§ PASSAGE SHOWN:

↓↓↓

There was also a huge amount of sexual harassment that came with the territory. So I would sort of dabble in the modeling and then I’d step back and I’d get a job as a waitress. I knew I wasn’t going to try to make a career out of modeling. Whether I could have or not, I don’t know, but I decided not to do that. Though, it left me with a life-long interest in the whole idea of what beauty is, what it means, who wins, who loses, and why the image is so powerful.
Those were the kinds of questions that drew me in as I looked at the images in these ads I was collecting. With my own experience of being turned into an object and how that felt, I was very aware of the fact that this attention was going to be very short-lived—that to be a beautiful young woman was somewhat like being very rich, but with the absolute assurance that you would someday be bankrupt. I could see that happening all around me. As women aged out, which in those days was hitting thirty, they were often treated with contempt. Or, at the very least, they became invisible.
In 1969, I decided to become a teacher and I went back to school. I got a master’s degree and I taught at a suburban high school for three years and then I taught at Emerson College in Boston for three years. It was during that time that I really started using the slides of the ads that I’d collected. I had put together a slide presentation that I called “The Naked Truth: Advertising’s Image of Women.” It was very powerful when I used it in my classes. The students loved it. They had never thought of any of this before and it forced them to look at things in a very different way.
So I knew that I was onto something, but it took me quite a while to really make it my career. There were a couple of reasons for that. One is that I had a real terror of public speaking. I was always a good public speaker, but I was just so terrified of it. However, I had something I really wanted to say. So I just did it and, as with anything, eventually it became much easier.

↑↑↑

§ INFORMATION GIVEN:
↓↓↓

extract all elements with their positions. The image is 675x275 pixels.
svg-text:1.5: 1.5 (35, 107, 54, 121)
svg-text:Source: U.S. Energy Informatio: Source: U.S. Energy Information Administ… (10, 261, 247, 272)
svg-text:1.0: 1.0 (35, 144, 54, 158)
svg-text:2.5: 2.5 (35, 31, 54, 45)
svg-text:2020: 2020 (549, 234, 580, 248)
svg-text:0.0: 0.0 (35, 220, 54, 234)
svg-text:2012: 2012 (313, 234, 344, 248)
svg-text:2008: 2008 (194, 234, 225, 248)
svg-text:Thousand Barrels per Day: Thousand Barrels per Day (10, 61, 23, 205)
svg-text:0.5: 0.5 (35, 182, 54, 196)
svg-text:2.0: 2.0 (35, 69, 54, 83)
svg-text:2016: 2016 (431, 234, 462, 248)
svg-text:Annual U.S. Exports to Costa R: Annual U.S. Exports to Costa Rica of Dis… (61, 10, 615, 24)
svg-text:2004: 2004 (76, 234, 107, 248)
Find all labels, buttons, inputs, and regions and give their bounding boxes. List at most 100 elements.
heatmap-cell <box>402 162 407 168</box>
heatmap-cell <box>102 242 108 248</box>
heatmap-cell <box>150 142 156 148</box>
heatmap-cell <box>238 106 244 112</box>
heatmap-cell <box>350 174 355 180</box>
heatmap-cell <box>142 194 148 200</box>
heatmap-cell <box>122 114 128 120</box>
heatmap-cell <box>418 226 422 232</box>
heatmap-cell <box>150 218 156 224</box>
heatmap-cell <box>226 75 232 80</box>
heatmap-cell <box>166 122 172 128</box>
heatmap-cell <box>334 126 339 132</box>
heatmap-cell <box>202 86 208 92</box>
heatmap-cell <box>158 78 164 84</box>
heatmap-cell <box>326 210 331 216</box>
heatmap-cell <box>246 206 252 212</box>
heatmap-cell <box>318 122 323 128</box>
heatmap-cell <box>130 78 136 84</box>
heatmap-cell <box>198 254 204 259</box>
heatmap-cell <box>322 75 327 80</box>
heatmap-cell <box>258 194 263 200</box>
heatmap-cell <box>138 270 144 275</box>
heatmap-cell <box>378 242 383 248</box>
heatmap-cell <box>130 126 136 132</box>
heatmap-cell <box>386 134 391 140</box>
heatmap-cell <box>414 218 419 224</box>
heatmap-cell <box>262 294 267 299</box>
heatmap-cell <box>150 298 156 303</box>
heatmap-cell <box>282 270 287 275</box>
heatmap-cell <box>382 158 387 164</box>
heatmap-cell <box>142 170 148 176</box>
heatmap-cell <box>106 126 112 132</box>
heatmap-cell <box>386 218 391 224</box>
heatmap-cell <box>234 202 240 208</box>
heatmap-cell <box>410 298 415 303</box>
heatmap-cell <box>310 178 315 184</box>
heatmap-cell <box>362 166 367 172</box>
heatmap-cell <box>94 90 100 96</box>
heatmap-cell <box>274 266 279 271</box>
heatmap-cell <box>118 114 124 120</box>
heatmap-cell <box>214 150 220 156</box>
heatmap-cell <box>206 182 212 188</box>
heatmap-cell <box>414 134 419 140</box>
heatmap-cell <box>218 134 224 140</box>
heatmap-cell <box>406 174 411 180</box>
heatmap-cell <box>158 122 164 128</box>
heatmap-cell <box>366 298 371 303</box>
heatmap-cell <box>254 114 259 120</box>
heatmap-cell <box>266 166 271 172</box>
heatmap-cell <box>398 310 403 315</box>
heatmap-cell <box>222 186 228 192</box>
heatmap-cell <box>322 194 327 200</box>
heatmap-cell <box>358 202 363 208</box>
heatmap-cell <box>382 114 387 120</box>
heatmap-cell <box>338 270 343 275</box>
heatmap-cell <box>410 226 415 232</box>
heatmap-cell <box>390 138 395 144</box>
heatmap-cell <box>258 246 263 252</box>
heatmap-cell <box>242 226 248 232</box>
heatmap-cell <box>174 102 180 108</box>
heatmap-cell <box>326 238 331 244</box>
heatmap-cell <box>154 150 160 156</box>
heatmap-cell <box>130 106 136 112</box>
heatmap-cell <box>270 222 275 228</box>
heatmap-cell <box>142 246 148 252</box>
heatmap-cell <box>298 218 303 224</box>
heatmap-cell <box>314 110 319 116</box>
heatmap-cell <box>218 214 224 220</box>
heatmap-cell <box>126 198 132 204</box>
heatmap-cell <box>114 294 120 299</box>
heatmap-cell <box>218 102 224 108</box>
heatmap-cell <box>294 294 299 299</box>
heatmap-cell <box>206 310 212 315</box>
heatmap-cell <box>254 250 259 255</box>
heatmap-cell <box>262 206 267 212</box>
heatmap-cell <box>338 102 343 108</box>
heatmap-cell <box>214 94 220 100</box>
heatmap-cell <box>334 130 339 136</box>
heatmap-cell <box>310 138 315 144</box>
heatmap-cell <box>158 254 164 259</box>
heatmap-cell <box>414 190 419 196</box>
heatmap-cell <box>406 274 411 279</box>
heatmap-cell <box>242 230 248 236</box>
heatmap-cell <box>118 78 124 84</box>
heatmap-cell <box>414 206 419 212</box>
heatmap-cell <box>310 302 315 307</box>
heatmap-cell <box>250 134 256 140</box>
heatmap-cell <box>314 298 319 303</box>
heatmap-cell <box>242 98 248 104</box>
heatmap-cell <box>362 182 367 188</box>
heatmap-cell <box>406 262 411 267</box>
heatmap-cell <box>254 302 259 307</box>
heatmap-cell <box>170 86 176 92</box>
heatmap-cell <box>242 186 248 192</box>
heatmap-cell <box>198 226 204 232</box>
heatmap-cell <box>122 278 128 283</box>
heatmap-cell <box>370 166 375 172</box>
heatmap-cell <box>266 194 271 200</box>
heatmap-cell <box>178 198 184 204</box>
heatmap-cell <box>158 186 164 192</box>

↑↑↑

§ WORK REQUEST: Write the next part of the passage on modeling, advertising's image of women, and the speaker's path to teaching and public speaking. The records are from another source.

§ RESULT:
The other thing that really coincided with my deciding to make this a career was that I quit drinking in the spring of 1976. It was soon thereafter that I got an agent and started to give the slide presentations all around the country. Sobriety gave me energy and it gave me confidence and a sense of possibility. I hadn’t had any of that before.
This is also one of the reasons why I’ve been so concerned for so many decades about alcohol and alcoholism, particularly as they affect women. I saw what happened to me—all this potential was being drowned. I was a very high-functioning alcoholic, but nonetheless I was running on one cylinder. My sobriety helped launch my career and my feeling that this was what I wanted to do.
Bill White: When did your work begin to focus on alcohol, tobacco, and pharmaceutical advertising?
Jean Kilbourne: In the 1970s, I started to look at alcohol and tobacco advertising and I developed slide presentations on these topics. So I had presentations on the image of women in advertising and on alcohol and tobacco advertising. Students generally responded very positively to the presentations because the information was all so new to them. I also use a lot of humor in my presentations and they weren’t expecting that. I think they were grateful that they weren’t being harangued and that instead I was encouraging them to ridicule and to laugh at these ads.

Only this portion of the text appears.